_Set task_
Your task is to extract every line from the material below exactly.

_Raw data_

========

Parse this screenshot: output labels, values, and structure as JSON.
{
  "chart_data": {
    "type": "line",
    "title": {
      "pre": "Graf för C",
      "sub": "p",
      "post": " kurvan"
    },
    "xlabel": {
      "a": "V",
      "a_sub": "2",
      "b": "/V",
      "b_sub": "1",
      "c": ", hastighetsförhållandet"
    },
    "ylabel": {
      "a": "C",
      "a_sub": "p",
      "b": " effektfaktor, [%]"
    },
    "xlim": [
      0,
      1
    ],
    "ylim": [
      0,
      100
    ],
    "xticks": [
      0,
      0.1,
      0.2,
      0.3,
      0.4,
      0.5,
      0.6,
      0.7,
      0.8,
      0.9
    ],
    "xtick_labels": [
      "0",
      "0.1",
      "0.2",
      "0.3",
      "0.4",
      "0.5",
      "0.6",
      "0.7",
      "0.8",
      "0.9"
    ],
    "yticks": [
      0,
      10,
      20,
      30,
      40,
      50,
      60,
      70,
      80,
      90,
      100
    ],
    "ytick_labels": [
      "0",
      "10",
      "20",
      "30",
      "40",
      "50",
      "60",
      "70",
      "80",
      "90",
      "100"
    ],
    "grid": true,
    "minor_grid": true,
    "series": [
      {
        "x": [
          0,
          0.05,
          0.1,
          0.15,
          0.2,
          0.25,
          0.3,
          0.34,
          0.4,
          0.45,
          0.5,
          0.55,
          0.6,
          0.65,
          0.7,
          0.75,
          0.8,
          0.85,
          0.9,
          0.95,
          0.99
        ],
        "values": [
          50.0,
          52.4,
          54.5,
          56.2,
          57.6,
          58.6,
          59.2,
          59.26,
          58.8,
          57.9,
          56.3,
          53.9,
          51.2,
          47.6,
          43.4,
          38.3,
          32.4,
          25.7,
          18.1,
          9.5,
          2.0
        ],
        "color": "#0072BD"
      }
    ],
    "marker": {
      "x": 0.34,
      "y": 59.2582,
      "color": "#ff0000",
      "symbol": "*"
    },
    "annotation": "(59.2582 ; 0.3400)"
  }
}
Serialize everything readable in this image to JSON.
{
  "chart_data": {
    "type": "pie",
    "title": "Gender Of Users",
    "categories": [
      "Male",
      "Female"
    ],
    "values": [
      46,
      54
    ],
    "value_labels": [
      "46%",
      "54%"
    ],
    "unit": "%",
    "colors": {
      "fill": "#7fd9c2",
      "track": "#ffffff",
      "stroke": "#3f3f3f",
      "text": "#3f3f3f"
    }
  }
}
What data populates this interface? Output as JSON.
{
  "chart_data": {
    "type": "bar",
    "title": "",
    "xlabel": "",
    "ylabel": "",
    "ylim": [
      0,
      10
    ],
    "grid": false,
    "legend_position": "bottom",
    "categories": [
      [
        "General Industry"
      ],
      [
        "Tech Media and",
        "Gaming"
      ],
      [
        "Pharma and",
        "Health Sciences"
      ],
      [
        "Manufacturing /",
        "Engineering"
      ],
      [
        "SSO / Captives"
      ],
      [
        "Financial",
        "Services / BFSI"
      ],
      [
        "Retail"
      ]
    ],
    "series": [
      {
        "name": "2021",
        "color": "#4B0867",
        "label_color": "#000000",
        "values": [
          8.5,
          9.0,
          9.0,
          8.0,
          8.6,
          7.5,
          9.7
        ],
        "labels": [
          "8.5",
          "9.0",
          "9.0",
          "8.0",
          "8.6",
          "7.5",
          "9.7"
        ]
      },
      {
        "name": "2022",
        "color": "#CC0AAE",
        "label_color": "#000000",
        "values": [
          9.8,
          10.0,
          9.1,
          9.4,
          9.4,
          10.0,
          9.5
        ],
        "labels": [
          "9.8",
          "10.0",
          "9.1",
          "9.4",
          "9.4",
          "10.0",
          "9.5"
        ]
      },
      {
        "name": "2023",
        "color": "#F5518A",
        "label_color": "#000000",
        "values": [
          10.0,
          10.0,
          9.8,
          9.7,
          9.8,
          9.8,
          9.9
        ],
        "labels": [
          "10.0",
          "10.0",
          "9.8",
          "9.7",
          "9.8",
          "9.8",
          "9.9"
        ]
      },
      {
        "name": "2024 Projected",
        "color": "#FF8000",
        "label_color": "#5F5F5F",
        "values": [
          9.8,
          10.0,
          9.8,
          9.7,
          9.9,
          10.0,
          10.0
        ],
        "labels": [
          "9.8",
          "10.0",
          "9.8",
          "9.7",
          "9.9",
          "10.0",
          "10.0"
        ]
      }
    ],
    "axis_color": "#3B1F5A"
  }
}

========

_Answer in full_
Parse this screenshot: output labels, values, and structure as JSON.
{
  "chart_data": {
    "type": "line",
    "title": {
      "pre": "Graf för C",
      "sub": "p",
      "post": " kurvan"
    },
    "xlabel": {
      "a": "V",
      "a_sub": "2",
      "b": "/V",
      "b_sub": "1",
      "c": ", hastighetsförhållandet"
    },
    "ylabel": {
      "a": "C",
      "a_sub": "p",
      "b": " effektfaktor, [%]"
    },
    "xlim": [
      0,
      1
    ],
    "ylim": [
      0,
      100
    ],
    "xticks": [
      0,
      0.1,
      0.2,
      0.3,
      0.4,
      0.5,
      0.6,
      0.7,
      0.8,
      0.9
    ],
    "xtick_labels": [
      "0",
      "0.1",
      "0.2",
      "0.3",
      "0.4",
      "0.5",
      "0.6",
      "0.7",
      "0.8",
      "0.9"
    ],
    "yticks": [
      0,
      10,
      20,
      30,
      40,
      50,
      60,
      70,
      80,
      90,
      100
    ],
    "ytick_labels": [
      "0",
      "10",
      "20",
      "30",
      "40",
      "50",
      "60",
      "70",
      "80",
      "90",
      "100"
    ],
    "grid": true,
    "minor_grid": true,
    "series": [
      {
        "x": [
          0,
          0.05,
          0.1,
          0.15,
          0.2,
          0.25,
          0.3,
          0.34,
          0.4,
          0.45,
          0.5,
          0.55,
          0.6,
          0.65,
          0.7,
          0.75,
          0.8,
          0.85,
          0.9,
          0.95,
          0.99
        ],
        "values": [
          50.0,
          52.4,
          54.5,
          56.2,
          57.6,
          58.6,
          59.2,
          59.26,
          58.8,
          57.9,
          56.3,
          53.9,
          51.2,
          47.6,
          43.4,
          38.3,
          32.4,
          25.7,
          18.1,
          9.5,
          2.0
        ],
        "color": "#0072BD"
      }
    ],
    "marker": {
      "x": 0.34,
      "y": 59.2582,
      "color": "#ff0000",
      "symbol": "*"
    },
    "annotation": "(59.2582 ; 0.3400)"
  }
}
Serialize everything readable in this image to JSON.
{
  "chart_data": {
    "type": "pie",
    "title": "Gender Of Users",
    "categories": [
      "Male",
      "Female"
    ],
    "values": [
      46,
      54
    ],
    "value_labels": [
      "46%",
      "54%"
    ],
    "unit": "%",
    "colors": {
      "fill": "#7fd9c2",
      "track": "#ffffff",
      "stroke": "#3f3f3f",
      "text": "#3f3f3f"
    }
  }
}
What data populates this interface? Output as JSON.
{
  "chart_data": {
    "type": "bar",
    "title": "",
    "xlabel": "",
    "ylabel": "",
    "ylim": [
      0,
      10
    ],
    "grid": false,
    "legend_position": "bottom",
    "categories": [
      [
        "General Industry"
      ],
      [
        "Tech Media and",
        "Gaming"
      ],
      [
        "Pharma and",
        "Health Sciences"
      ],
      [
        "Manufacturing /",
        "Engineering"
      ],
      [
        "SSO / Captives"
      ],
      [
        "Financial",
        "Services / BFSI"
      ],
      [
        "Retail"
      ]
    ],
    "series": [
      {
        "name": "2021",
        "color": "#4B0867",
        "label_color": "#000000",
        "values": [
          8.5,
          9.0,
          9.0,
          8.0,
          8.6,
          7.5,
          9.7
        ],
        "labels": [
          "8.5",
          "9.0",
          "9.0",
          "8.0",
          "8.6",
          "7.5",
          "9.7"
        ]
      },
      {
        "name": "2022",
        "color": "#CC0AAE",
        "label_color": "#000000",
        "values": [
          9.8,
          10.0,
          9.1,
          9.4,
          9.4,
          10.0,
          9.5
        ],
        "labels": [
          "9.8",
          "10.0",
          "9.1",
          "9.4",
          "9.4",
          "10.0",
          "9.5"
        ]
      },
      {
        "name": "2023",
        "color": "#F5518A",
        "label_color": "#000000",
        "values": [
          10.0,
          10.0,
          9.8,
          9.7,
          9.8,
          9.8,
          9.9
        ],
        "labels": [
          "10.0",
          "10.0",
          "9.8",
          "9.7",
          "9.8",
          "9.8",
          "9.9"
        ]
      },
      {
        "name": "2024 Projected",
        "color": "#FF8000",
        "label_color": "#5F5F5F",
        "values": [
          9.8,
          10.0,
          9.8,
          9.7,
          9.9,
          10.0,
          10.0
        ],
        "labels": [
          "9.8",
          "10.0",
          "9.8",
          "9.7",
          "9.9",
          "10.0",
          "10.0"
        ]
      }
    ],
    "axis_color": "#3B1F5A"
  }
}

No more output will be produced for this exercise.